▸ Data for this task

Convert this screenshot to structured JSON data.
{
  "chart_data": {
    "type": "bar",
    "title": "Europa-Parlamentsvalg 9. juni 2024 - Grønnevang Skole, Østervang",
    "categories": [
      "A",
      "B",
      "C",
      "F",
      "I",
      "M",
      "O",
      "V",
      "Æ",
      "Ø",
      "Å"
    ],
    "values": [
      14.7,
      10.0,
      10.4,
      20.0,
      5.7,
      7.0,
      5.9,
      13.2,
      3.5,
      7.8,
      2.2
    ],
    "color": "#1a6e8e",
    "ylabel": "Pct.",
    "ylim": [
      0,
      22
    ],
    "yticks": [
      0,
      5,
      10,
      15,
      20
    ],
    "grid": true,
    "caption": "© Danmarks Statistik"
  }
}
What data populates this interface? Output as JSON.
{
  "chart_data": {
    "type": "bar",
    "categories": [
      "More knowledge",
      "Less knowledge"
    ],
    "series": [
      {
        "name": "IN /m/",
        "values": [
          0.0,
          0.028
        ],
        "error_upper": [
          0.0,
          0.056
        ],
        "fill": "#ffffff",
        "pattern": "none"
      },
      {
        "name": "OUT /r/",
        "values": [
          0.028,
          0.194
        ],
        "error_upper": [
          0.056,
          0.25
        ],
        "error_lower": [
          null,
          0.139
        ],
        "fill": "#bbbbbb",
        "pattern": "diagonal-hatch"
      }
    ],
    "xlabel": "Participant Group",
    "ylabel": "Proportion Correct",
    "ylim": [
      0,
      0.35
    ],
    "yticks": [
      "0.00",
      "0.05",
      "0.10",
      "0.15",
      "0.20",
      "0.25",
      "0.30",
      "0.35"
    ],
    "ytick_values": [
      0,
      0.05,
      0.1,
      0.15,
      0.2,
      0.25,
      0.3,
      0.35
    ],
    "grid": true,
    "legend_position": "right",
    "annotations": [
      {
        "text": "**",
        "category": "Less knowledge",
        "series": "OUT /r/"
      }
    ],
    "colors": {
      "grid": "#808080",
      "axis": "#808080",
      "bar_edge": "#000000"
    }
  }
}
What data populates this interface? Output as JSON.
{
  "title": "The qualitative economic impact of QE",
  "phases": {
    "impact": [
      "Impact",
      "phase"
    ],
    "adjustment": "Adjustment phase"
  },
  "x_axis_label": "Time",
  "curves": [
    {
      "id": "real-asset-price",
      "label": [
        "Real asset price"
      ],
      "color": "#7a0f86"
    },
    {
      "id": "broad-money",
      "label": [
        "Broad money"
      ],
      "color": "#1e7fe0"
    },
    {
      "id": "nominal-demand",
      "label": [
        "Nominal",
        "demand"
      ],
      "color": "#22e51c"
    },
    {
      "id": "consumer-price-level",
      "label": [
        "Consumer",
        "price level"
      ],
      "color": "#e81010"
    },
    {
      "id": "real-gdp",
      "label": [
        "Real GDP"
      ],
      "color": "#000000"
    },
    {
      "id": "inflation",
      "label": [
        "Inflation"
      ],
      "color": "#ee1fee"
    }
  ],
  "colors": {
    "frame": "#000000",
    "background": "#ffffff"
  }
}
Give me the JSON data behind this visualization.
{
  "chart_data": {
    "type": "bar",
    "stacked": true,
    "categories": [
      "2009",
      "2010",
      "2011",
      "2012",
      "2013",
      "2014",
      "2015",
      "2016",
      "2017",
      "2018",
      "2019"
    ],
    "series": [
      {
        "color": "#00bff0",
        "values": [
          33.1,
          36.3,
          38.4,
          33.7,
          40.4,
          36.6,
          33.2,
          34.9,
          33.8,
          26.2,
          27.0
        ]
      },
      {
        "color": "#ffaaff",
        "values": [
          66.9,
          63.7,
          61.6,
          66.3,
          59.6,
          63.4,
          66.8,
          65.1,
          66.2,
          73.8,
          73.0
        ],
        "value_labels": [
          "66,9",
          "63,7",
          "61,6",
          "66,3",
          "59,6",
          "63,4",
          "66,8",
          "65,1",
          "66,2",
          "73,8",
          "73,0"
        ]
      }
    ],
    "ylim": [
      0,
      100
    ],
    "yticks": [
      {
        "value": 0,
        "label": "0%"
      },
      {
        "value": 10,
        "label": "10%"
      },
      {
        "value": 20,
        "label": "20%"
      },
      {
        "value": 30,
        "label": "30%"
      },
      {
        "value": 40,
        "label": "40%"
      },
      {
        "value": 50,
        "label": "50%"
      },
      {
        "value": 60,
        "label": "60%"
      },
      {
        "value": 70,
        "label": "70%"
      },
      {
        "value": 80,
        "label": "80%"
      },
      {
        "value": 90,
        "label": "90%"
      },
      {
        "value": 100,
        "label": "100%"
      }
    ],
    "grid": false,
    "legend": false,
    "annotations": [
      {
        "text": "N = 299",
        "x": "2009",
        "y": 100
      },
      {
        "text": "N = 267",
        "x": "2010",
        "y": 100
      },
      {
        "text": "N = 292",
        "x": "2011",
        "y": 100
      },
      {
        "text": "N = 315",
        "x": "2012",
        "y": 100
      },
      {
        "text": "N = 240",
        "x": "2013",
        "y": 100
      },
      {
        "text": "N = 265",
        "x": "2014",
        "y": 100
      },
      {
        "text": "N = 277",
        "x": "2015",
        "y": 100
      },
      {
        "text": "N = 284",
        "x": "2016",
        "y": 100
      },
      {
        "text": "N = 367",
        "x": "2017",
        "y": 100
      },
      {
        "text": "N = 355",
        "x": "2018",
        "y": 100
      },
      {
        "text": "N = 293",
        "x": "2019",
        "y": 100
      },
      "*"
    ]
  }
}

▸ Exercise task
Extract all lines as given.

▸ Finished answer
Convert this screenshot to structured JSON data.
{
  "chart_data": {
    "type": "bar",
    "title": "Europa-Parlamentsvalg 9. juni 2024 - Grønnevang Skole, Østervang",
    "categories": [
      "A",
      "B",
      "C",
      "F",
      "I",
      "M",
      "O",
      "V",
      "Æ",
      "Ø",
      "Å"
    ],
    "values": [
      14.7,
      10.0,
      10.4,
      20.0,
      5.7,
      7.0,
      5.9,
      13.2,
      3.5,
      7.8,
      2.2
    ],
    "color": "#1a6e8e",
    "ylabel": "Pct.",
    "ylim": [
      0,
      22
    ],
    "yticks": [
      0,
      5,
      10,
      15,
      20
    ],
    "grid": true,
    "caption": "© Danmarks Statistik"
  }
}
What data populates this interface? Output as JSON.
{
  "chart_data": {
    "type": "bar",
    "categories": [
      "More knowledge",
      "Less knowledge"
    ],
    "series": [
      {
        "name": "IN /m/",
        "values": [
          0.0,
          0.028
        ],
        "error_upper": [
          0.0,
          0.056
        ],
        "fill": "#ffffff",
        "pattern": "none"
      },
      {
        "name": "OUT /r/",
        "values": [
          0.028,
          0.194
        ],
        "error_upper": [
          0.056,
          0.25
        ],
        "error_lower": [
          null,
          0.139
        ],
        "fill": "#bbbbbb",
        "pattern": "diagonal-hatch"
      }
    ],
    "xlabel": "Participant Group",
    "ylabel": "Proportion Correct",
    "ylim": [
      0,
      0.35
    ],
    "yticks": [
      "0.00",
      "0.05",
      "0.10",
      "0.15",
      "0.20",
      "0.25",
      "0.30",
      "0.35"
    ],
    "ytick_values": [
      0,
      0.05,
      0.1,
      0.15,
      0.2,
      0.25,
      0.3,
      0.35
    ],
    "grid": true,
    "legend_position": "right",
    "annotations": [
      {
        "text": "**",
        "category": "Less knowledge",
        "series": "OUT /r/"
      }
    ],
    "colors": {
      "grid": "#808080",
      "axis": "#808080",
      "bar_edge": "#000000"
    }
  }
}
What data populates this interface? Output as JSON.
{
  "title": "The qualitative economic impact of QE",
  "phases": {
    "impact": [
      "Impact",
      "phase"
    ],
    "adjustment": "Adjustment phase"
  },
  "x_axis_label": "Time",
  "curves": [
    {
      "id": "real-asset-price",
      "label": [
        "Real asset price"
      ],
      "color": "#7a0f86"
    },
    {
      "id": "broad-money",
      "label": [
        "Broad money"
      ],
      "color": "#1e7fe0"
    },
    {
      "id": "nominal-demand",
      "label": [
        "Nominal",
        "demand"
      ],
      "color": "#22e51c"
    },
    {
      "id": "consumer-price-level",
      "label": [
        "Consumer",
        "price level"
      ],
      "color": "#e81010"
    },
    {
      "id": "real-gdp",
      "label": [
        "Real GDP"
      ],
      "color": "#000000"
    },
    {
      "id": "inflation",
      "label": [
        "Inflation"
      ],
      "color": "#ee1fee"
    }
  ],
  "colors": {
    "frame": "#000000",
    "background": "#ffffff"
  }
}
Give me the JSON data behind this visualization.
{
  "chart_data": {
    "type": "bar",
    "stacked": true,
    "categories": [
      "2009",
      "2010",
      "2011",
      "2012",
      "2013",
      "2014",
      "2015",
      "2016",
      "2017",
      "2018",
      "2019"
    ],
    "series": [
      {
        "color": "#00bff0",
        "values": [
          33.1,
          36.3,
          38.4,
          33.7,
          40.4,
          36.6,
          33.2,
          34.9,
          33.8,
          26.2,
          27.0
        ]
      },
      {
        "color": "#ffaaff",
        "values": [
          66.9,
          63.7,
          61.6,
          66.3,
          59.6,
          63.4,
          66.8,
          65.1,
          66.2,
          73.8,
          73.0
        ],
        "value_labels": [
          "66,9",
          "63,7",
          "61,6",
          "66,3",
          "59,6",
          "63,4",
          "66,8",
          "65,1",
          "66,2",
          "73,8",
          "73,0"
        ]
      }
    ],
    "ylim": [
      0,
      100
    ],
    "yticks": [
      {
        "value": 0,
        "label": "0%"
      },
      {
        "value": 10,
        "label": "10%"
      },
      {
        "value": 20,
        "label": "20%"
      },
      {
        "value": 30,
        "label": "30%"
      },
      {
        "value": 40,
        "label": "40%"
      },
      {
        "value": 50,
        "label": "50%"
      },
      {
        "value": 60,
        "label": "60%"
      },
      {
        "value": 70,
        "label": "70%"
      },
      {
        "value": 80,
        "label": "80%"
      },
      {
        "value": 90,
        "label": "90%"
      },
      {
        "value": 100,
        "label": "100%"
      }
    ],
    "grid": false,
    "legend": false,
    "annotations": [
      {
        "text": "N = 299",
        "x": "2009",
        "y": 100
      },
      {
        "text": "N = 267",
        "x": "2010",
        "y": 100
      },
      {
        "text": "N = 292",
        "x": "2011",
        "y": 100
      },
      {
        "text": "N = 315",
        "x": "2012",
        "y": 100
      },
      {
        "text": "N = 240",
        "x": "2013",
        "y": 100
      },
      {
        "text": "N = 265",
        "x": "2014",
        "y": 100
      },
      {
        "text": "N = 277",
        "x": "2015",
        "y": 100
      },
      {
        "text": "N = 284",
        "x": "2016",
        "y": 100
      },
      {
        "text": "N = 367",
        "x": "2017",
        "y": 100
      },
      {
        "text": "N = 355",
        "x": "2018",
        "y": 100
      },
      {
        "text": "N = 293",
        "x": "2019",
        "y": 100
      },
      "*"
    ]
  }
}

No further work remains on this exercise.